**PARTS OF THE EXERCISE**
a) Name every person identified by name in the passage on denunciation in France.
b) Carry on the passage on denunciation in France from its last sentence.

#### PAGE EXTRACT ####

2The choice to broaden out the discussion geographically and temporally allows a trio of key questions to be asked. In what Élie Halévy called the “era of tyrannies,” at a historical moment when informers were legion, did France stand out? What role does délation play in the functioning of authoritarian regimes? And given that informing is not unique to authoritarian settings, are there nonetheless distinctions to be drawn between how denunciation is practiced in a democracy and how it is practiced under dictatorship?

3On the first question, the collection does not permit a clear-cut verdict. No doubt, the volume of denunciations shot up under the Occupation. Price-control authorities received far more letters informing on black-market activities than they were able to process. The poison-pen phenomenon was of sufficient significance that it got cinematic handling in Henri Georges Clouzot’s stunning but perverse Le Corbeau (the subject of an essay by François Rouquet). One source claims that the traffic in denunciations during the war years reached a shocking total of three to five million letters, though it is not clear how such an estimate was arrived at. Two additional points bear keeping in mind, however. An understaffed Gestapo could not have earned its reputation for ruthless efficiency without the cooperation of masses of délateurs. As for the Soviets, it is said that they were buried by the “torrents” of poison-pen letters that poured in. There’s no reason to believe that the French stood out when it came to informing on one another. In fact, in some instances (and this is the second point), they knew very well how to keep quiet. Raphaël Spina’s article on “les réfractaires au STO” shows just how little cooperation Vichy got from the public when it came to implementing and policing a policy that was so unpopular. The Gauleiter of the Moselle, hard as he tried to Nazify the region, ended up relying more on police methods to achieve his ends – networks of infiltrators and paid agents, not to mention brutal interrogation techniques – than on the snitching propensities of the local population. So, perhaps the stereotype of the poison-pen writing Frenchman is not so deserved after all. Such a conclusion, even if provisional, does raise a puzzle: how is it that the stereotype gained such wide currency in the first place?

4As to the second question – how délation works in authoritarian settings –, the volume’s findings are wide-ranging and provocative. They come in two parts, the first having to do with how délation fits into structures of authoritarian rule, the second with how it functions in ways that benefit both informants and the regimes they serve.

#### EXTRACTED RECORDS ####

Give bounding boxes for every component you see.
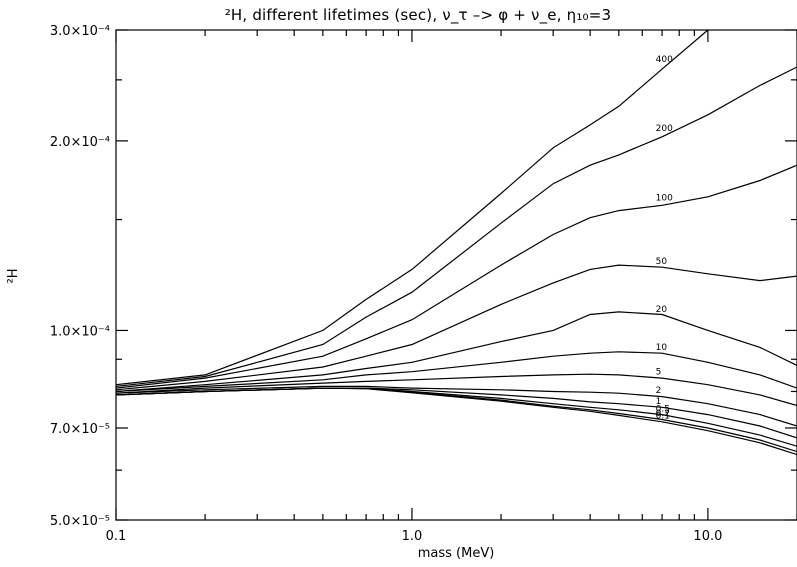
series-label-0-2: 0.2: [656, 409, 670, 419]
x-axis-title: mass (MeV): [418, 546, 495, 561]
series-line-400: [115, 29, 709, 386]
y-tick-label-5-0-10: 5.0×10⁻⁵: [50, 514, 110, 529]
series-line-2: [115, 385, 797, 427]
chart-title: ²H, different lifetimes (sec), ν_τ –> φ …: [225, 6, 612, 25]
series-label-200: 200: [656, 124, 673, 134]
series-label-20: 20: [656, 305, 668, 315]
series-line-100: [115, 164, 797, 389]
series-label-400: 400: [656, 55, 673, 65]
series-label-10: 10: [656, 343, 668, 353]
series-label-5: 5: [656, 368, 662, 378]
y-tick-label-3-0-10: 3.0×10⁻⁴: [50, 24, 110, 39]
x-tick-label-1-0: 1.0: [402, 529, 423, 544]
axis-ticks: 0.1 1.0 10.0 5.0×10⁻⁵ 7.0×10⁻⁵ 1.0×10⁻⁴ 2.0×10…: [50, 24, 797, 544]
y-tick-label-7-0-10: 7.0×10⁻⁵: [50, 422, 110, 437]
series-label-50: 50: [656, 257, 668, 267]
plot-frame: [115, 29, 797, 521]
series-line-20: [115, 311, 797, 393]
y-tick-label-1-0-10: 1.0×10⁻⁴: [50, 324, 110, 339]
series-line-0-2: [115, 387, 797, 453]
series-line-10: [115, 351, 797, 393]
series-label-0-5: 0.5: [656, 404, 670, 414]
series-labels: 400 200 100 50 20 10 5 210.50.20.1: [656, 55, 673, 421]
series-label-1: 1: [656, 397, 662, 407]
series-line-5: [115, 373, 797, 407]
series-line-50: [115, 264, 797, 391]
series-label-2: 2: [656, 386, 662, 396]
y-tick-label-2-0-10: 2.0×10⁻⁴: [50, 135, 110, 150]
series-lines: [115, 29, 797, 456]
y-axis-title: ²H: [6, 269, 21, 284]
series-line-200: [115, 66, 797, 387]
series-label-100: 100: [656, 194, 673, 204]
series-line-0-1: [115, 387, 797, 456]
series-label-0-1: 0.1: [656, 412, 670, 422]
x-tick-label-0-1: 0.1: [106, 529, 127, 544]
x-tick-label-10-0: 10.0: [693, 529, 722, 544]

####

**REPLIES**
a) Élie Halévy, Henri Georges Clouzot, François Rouquet, Raphaël Spina

b)
5Informing in authoritarian settings is a systemic phenomenon. The Nazis seconded by the Vichy authorities encouraged the practice, as did the media, above all the press, and there were no sanctioned voices arguing to the contrary. The offenses worthy of denunciation, moreover, were numerous – délits d’opinion, black-market activities, and dodging the labor draft. The collection, as already noted, devotes an essay to each, and there is a contribution as well on la traque des communistes et des Juifs by Joly himself and one on délation en matière d’avortement et de déviances morales by Fabrice Cahen and Christophe Capuano. Nor was it just the man in the street who was called on to inform. There were official bodies that made a specialty of denunciation, in Germany any Nazi-party affiliate, in the annexed Moselle a party-like structure known as the Deutsche Volksgemeinschaft, and in Vichy France the Légion française des combattants. The Legion staked out a place for itself as the ideological shock troops of the National Revolution, making denunciation of backsliders one of its specialties, enough so that it won for itself the dubious nickname of Légion des mouchards. It’s not just that informing was institutionalized but that there was a proliferation of state agencies charged with processing denunciations and making arrests. The regular police were just one piece of a ramifying repressive apparatus. There were brigades spéciales to hunt down communists and Jews. The Commissariat général aux questions juives maintained an anti-Jewish police unit of its own. The office dealing with price controls on food stuff maintained a network of contrôleurs and inspectors to follow up leads provided by self-appointed snitches. Not least of all the penalties for falling afoul of the authorities, whether German or French, were severe, including torture, execution, and deportation. One of this volume’s great strengths is that it looks at délation not just in isolation but as an indispensable cog in larger, authoritarian machine.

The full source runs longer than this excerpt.